--- WHAT IS REQUIRED ---
Go through the entries below and collect each line with the string "restore" in it.

--- DATASET RECORDS ---

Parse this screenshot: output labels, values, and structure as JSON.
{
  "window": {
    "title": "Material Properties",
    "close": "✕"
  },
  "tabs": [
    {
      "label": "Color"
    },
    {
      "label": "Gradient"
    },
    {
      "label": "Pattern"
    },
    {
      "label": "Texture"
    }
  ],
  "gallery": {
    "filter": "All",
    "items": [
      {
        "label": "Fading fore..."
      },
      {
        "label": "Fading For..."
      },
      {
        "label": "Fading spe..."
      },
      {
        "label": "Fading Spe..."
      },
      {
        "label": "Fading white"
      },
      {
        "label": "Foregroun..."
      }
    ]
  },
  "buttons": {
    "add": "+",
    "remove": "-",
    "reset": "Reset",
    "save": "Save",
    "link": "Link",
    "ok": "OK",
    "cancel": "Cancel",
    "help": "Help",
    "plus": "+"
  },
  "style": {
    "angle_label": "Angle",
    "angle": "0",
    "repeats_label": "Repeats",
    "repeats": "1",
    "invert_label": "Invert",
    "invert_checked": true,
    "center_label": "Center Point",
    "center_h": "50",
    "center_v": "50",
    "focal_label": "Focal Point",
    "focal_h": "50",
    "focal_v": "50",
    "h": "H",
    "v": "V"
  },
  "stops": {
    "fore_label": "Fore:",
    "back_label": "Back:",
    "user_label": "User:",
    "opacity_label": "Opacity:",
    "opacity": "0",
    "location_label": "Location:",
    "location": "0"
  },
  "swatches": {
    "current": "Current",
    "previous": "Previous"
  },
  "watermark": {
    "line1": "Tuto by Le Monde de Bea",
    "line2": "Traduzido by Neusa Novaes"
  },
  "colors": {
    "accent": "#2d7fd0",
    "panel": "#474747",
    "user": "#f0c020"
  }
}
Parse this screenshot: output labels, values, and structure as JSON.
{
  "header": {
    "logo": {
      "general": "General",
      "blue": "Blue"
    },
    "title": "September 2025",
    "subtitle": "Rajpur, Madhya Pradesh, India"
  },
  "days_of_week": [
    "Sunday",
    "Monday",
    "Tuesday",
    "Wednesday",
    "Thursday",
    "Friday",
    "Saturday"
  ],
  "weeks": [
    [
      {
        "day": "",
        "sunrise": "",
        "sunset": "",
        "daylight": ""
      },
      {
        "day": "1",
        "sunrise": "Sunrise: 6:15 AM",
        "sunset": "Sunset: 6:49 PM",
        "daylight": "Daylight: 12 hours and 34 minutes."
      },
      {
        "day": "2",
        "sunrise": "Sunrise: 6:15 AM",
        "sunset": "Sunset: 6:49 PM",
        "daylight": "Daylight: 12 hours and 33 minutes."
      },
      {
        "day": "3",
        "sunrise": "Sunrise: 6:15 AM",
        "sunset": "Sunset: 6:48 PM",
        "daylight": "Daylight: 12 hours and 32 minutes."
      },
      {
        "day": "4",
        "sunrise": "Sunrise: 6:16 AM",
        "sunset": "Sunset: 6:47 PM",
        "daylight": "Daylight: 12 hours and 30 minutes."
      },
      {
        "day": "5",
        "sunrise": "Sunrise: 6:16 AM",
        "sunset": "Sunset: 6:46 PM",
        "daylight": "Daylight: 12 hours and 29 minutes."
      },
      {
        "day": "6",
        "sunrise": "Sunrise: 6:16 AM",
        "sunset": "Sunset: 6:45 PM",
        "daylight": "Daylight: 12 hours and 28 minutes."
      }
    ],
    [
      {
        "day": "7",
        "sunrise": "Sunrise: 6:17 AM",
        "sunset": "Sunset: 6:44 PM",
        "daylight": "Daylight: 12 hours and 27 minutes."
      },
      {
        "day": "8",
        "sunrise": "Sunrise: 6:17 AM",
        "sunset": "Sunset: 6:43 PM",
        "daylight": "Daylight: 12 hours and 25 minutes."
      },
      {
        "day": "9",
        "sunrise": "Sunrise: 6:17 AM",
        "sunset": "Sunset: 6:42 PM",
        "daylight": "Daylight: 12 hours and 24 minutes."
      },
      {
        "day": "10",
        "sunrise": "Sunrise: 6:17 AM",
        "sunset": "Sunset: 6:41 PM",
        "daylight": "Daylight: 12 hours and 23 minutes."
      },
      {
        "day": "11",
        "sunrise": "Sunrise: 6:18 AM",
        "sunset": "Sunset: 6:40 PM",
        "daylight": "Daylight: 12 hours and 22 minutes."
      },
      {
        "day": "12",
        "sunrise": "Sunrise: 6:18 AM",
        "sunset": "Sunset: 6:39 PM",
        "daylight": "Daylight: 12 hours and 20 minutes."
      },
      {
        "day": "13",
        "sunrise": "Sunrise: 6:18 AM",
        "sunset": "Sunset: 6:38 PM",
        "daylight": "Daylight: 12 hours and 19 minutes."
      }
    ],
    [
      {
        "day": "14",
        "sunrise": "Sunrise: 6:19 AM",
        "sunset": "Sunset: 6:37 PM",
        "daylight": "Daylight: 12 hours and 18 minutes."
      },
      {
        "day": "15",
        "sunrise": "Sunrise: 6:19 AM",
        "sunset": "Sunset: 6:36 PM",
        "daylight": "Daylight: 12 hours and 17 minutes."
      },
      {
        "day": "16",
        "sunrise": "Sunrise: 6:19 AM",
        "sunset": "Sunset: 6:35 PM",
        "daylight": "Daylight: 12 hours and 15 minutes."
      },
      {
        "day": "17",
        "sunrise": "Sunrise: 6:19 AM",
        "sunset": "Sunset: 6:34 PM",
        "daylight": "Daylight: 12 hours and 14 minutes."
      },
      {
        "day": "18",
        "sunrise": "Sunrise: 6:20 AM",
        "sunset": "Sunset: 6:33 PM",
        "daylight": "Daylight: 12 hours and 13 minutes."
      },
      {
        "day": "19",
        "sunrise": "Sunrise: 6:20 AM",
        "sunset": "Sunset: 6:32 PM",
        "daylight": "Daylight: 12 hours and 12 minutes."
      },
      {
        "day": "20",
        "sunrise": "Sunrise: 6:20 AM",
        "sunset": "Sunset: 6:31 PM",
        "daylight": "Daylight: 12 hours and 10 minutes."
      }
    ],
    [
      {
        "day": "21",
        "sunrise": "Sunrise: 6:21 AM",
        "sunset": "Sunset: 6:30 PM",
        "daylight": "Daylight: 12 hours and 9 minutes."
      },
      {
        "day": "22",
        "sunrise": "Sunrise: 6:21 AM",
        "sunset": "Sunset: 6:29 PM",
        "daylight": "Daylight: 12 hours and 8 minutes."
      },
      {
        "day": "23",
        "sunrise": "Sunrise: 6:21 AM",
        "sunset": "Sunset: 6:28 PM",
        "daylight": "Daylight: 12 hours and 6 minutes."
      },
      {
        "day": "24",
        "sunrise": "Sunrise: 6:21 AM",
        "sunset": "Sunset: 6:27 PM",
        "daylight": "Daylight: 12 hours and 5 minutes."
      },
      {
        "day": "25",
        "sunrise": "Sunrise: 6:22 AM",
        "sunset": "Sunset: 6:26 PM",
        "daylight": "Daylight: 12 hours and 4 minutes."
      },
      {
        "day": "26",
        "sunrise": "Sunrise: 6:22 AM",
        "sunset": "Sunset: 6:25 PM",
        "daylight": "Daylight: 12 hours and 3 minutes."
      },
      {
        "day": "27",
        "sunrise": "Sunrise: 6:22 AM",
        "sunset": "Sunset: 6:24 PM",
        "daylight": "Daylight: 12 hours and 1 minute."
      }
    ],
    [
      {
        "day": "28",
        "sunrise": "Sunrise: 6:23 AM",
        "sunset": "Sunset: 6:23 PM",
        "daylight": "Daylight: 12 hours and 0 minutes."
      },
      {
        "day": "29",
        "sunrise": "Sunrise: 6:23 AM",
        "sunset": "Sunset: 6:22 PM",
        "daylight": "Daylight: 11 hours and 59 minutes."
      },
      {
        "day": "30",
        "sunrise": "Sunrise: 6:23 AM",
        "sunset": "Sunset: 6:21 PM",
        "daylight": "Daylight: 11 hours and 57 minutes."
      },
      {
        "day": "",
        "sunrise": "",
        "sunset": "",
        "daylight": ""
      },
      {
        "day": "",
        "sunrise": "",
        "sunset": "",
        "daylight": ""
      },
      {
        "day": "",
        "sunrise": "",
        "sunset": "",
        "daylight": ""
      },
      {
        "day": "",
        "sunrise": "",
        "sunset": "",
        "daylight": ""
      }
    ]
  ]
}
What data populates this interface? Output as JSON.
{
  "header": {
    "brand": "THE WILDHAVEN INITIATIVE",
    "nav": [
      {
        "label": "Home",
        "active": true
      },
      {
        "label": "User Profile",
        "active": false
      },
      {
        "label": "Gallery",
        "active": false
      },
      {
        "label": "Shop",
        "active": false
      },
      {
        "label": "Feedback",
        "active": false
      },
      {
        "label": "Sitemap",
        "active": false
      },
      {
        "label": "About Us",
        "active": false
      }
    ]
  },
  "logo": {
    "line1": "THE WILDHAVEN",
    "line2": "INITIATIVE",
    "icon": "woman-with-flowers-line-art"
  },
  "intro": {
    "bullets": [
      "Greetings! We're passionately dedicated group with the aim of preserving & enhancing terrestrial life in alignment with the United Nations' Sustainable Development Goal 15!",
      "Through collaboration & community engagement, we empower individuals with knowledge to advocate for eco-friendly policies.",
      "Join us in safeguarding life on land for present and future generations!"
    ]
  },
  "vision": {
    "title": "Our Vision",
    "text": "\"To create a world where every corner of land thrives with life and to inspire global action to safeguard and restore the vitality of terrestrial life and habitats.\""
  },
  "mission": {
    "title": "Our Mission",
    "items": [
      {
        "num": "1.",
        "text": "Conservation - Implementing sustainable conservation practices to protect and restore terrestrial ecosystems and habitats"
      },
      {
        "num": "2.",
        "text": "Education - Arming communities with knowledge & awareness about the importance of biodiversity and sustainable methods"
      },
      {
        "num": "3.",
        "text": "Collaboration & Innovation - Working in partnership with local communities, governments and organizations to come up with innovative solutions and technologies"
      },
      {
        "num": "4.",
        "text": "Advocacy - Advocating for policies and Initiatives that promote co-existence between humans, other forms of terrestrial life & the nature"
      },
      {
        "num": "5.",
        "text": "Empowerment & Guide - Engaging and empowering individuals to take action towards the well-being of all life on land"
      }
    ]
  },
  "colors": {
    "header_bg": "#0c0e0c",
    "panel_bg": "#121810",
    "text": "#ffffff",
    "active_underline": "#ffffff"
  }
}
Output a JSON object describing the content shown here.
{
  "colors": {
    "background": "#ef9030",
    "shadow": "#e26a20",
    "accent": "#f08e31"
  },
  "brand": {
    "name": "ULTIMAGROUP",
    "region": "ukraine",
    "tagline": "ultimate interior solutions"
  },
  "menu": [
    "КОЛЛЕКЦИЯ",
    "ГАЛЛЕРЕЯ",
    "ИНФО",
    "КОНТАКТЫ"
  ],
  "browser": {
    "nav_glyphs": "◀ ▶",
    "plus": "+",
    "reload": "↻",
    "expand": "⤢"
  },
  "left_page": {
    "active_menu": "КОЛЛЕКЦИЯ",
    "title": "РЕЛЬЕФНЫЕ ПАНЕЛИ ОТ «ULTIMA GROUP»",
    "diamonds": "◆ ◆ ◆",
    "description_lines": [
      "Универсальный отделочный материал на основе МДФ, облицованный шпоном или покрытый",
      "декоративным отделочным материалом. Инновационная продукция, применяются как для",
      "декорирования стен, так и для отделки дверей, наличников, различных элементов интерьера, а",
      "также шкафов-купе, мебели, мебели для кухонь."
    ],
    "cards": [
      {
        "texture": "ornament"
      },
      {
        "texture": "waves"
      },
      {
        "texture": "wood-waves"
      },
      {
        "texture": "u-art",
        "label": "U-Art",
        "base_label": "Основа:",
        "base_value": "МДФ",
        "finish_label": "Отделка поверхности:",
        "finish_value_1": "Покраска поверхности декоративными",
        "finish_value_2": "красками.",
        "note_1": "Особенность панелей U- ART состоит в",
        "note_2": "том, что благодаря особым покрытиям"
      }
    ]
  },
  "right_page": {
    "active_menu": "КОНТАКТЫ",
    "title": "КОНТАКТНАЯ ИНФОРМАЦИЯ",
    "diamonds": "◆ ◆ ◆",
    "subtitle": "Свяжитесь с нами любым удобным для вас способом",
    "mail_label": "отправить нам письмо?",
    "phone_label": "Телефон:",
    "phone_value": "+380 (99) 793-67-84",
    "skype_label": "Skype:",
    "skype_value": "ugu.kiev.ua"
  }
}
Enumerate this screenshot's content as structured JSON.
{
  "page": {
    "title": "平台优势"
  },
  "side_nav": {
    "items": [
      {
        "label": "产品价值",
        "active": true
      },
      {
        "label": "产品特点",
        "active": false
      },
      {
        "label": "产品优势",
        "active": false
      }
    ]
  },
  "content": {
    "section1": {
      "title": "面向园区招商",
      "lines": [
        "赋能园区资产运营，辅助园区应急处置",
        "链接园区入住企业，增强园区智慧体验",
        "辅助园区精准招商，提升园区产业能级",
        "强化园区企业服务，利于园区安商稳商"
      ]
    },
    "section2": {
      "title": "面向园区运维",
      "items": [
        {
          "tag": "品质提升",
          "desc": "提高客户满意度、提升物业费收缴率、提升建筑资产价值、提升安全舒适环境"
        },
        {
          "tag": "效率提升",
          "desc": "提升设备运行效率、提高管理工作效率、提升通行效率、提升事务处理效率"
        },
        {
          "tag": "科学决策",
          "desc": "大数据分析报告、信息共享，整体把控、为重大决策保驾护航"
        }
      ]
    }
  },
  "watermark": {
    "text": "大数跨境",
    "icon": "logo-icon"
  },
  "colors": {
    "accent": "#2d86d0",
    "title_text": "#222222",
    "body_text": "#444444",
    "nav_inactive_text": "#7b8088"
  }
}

--- REPLY ---
    "text": "\"To create a world where every corner of land thrives with life and to inspire global action to safeguard and restore the vitality of terrestrial life and habitats.\""
        "text": "Conservation - Implementing sustainable conservation practices to protect and restore terrestrial ecosystems and habitats"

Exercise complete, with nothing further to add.